■ Description of the task: Below are records. Copy every line with "mueve" in it.

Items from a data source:
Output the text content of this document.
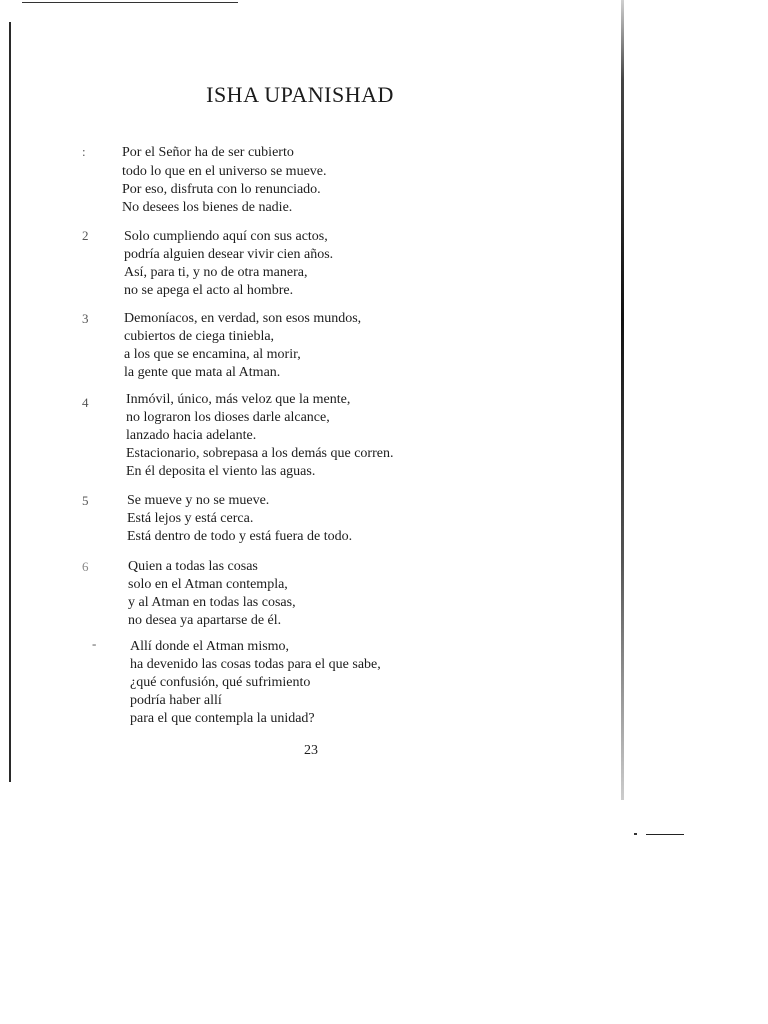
ISHA UPANISHAD
:	Por el Señor ha de ser cubierto
todo lo que en el universo se mueve.
Por eso, disfruta con lo renunciado.
No desees los bienes de nadie.
2	Solo cumpliendo aquí con sus actos,
podría alguien desear vivir cien años.
Así, para ti, y no de otra manera,
no se apega el acto al hombre.
3	Demoníacos, en verdad, son esos mundos,
cubiertos de ciega tiniebla,
a los que se encamina, al morir,
la gente que mata al Atman.
4	Inmóvil, único, más veloz que la mente,
no lograron los dioses darle alcance,
lanzado hacia adelante.
Estacionario, sobrepasa a los demás que corren.
En él deposita el viento las aguas.
5	Se mueve y no se mueve.
Está lejos y está cerca.
Está dentro de todo y está fuera de todo.
6	Quien a todas las cosas
solo en el Atman contempla,
y al Atman en todas las cosas,
no desea ya apartarse de él.
- Allí donde el Atman mismo,
ha devenido las cosas todas para el que sabe,
¿qué confusión, qué sufrimiento
podría haber allí
para el que contempla la unidad?
23
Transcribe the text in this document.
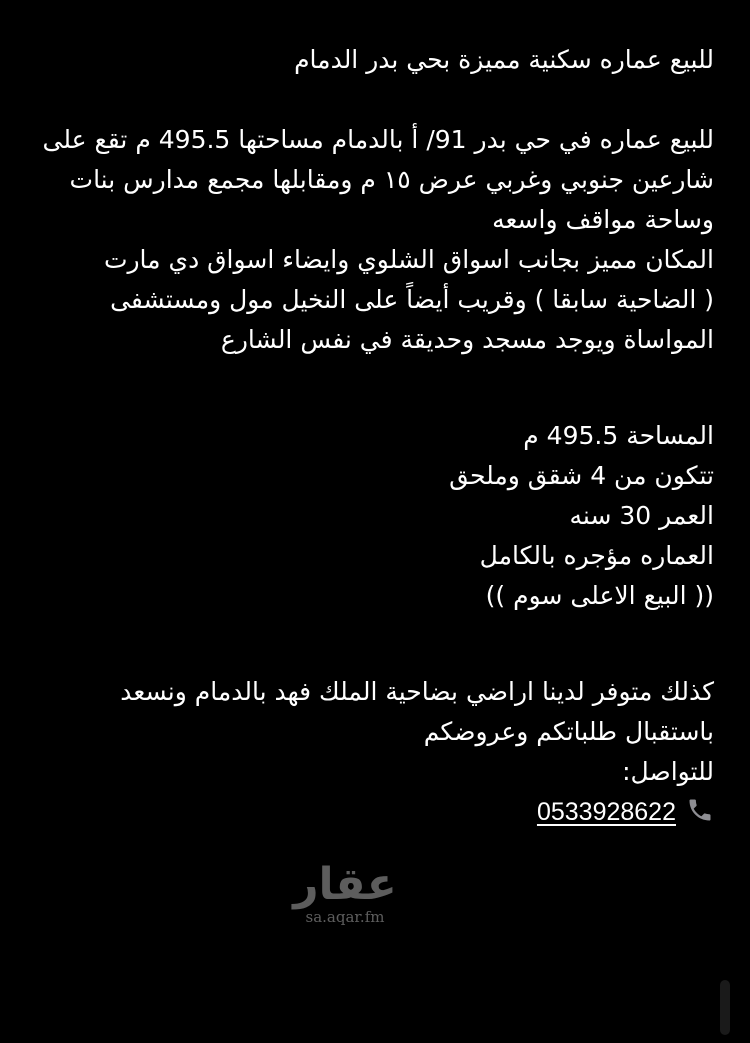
للبيع عماره سكنية مميزة بحي بدر الدمام
للبيع عماره في حي بدر 91/ أ بالدمام مساحتها 495.5 م تقع على
شارعين جنوبي وغربي عرض ١٥ م ومقابلها مجمع مدارس بنات
وساحة مواقف واسعه
المكان مميز بجانب اسواق الشلوي وايضاء اسواق دي مارت
( الضاحية سابقا ) وقريب أيضاً على النخيل مول ومستشفى
المواساة ويوجد مسجد وحديقة في نفس الشارع
المساحة 495.5 م
تتكون من 4 شقق وملحق
العمر 30 سنه
العماره مؤجره بالكامل
(( البيع الاعلى سوم ))
كذلك متوفر لدينا اراضي بضاحية الملك فهد بالدمام ونسعد
باستقبال طلباتكم وعروضكم
للتواصل:
0533928622
عقار
sa.aqar.fm
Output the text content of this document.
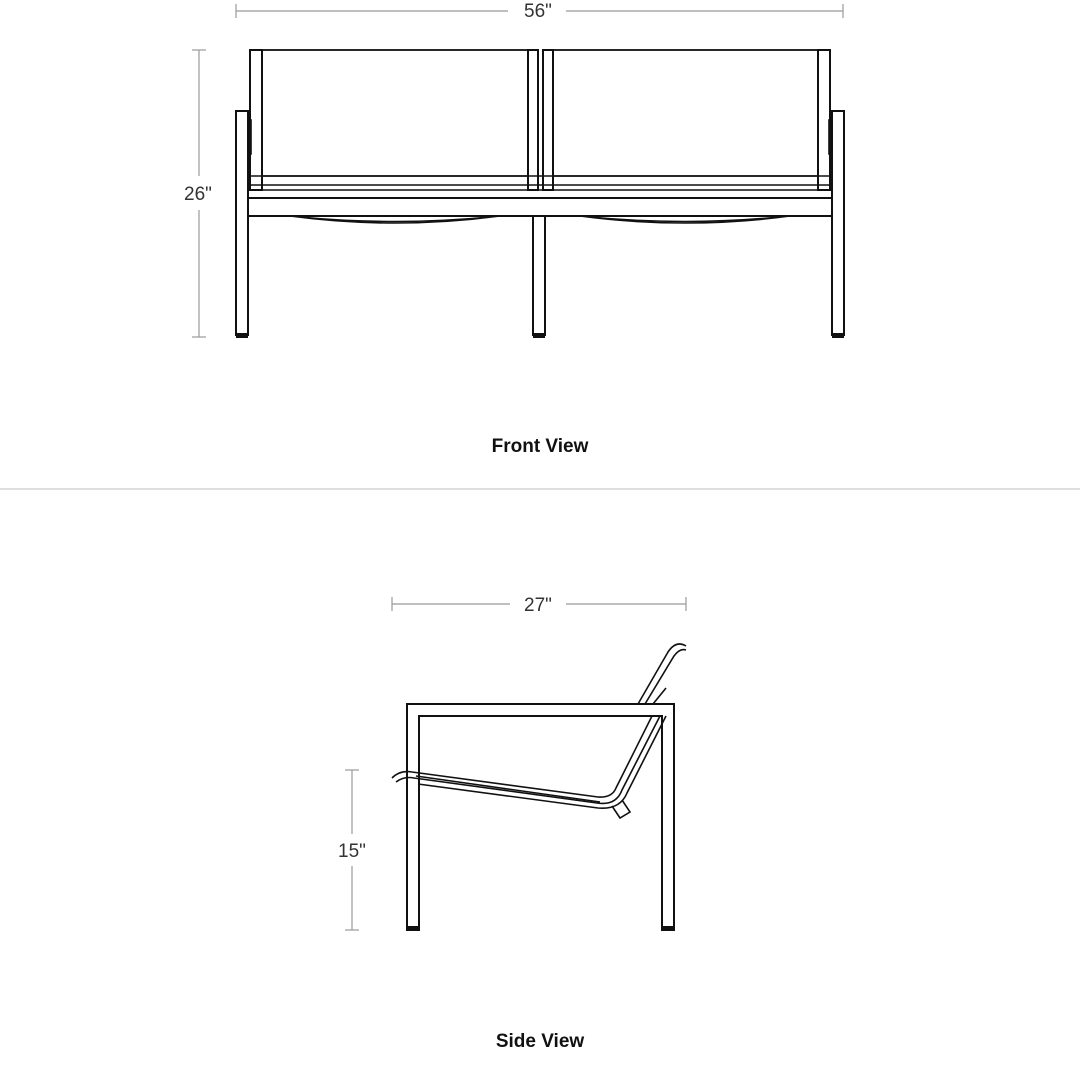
56"
26"
Front View
27"
15"
Side View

■ Solution:
todo lo que en el universo se mueve.
5	Se mueve y no se mueve.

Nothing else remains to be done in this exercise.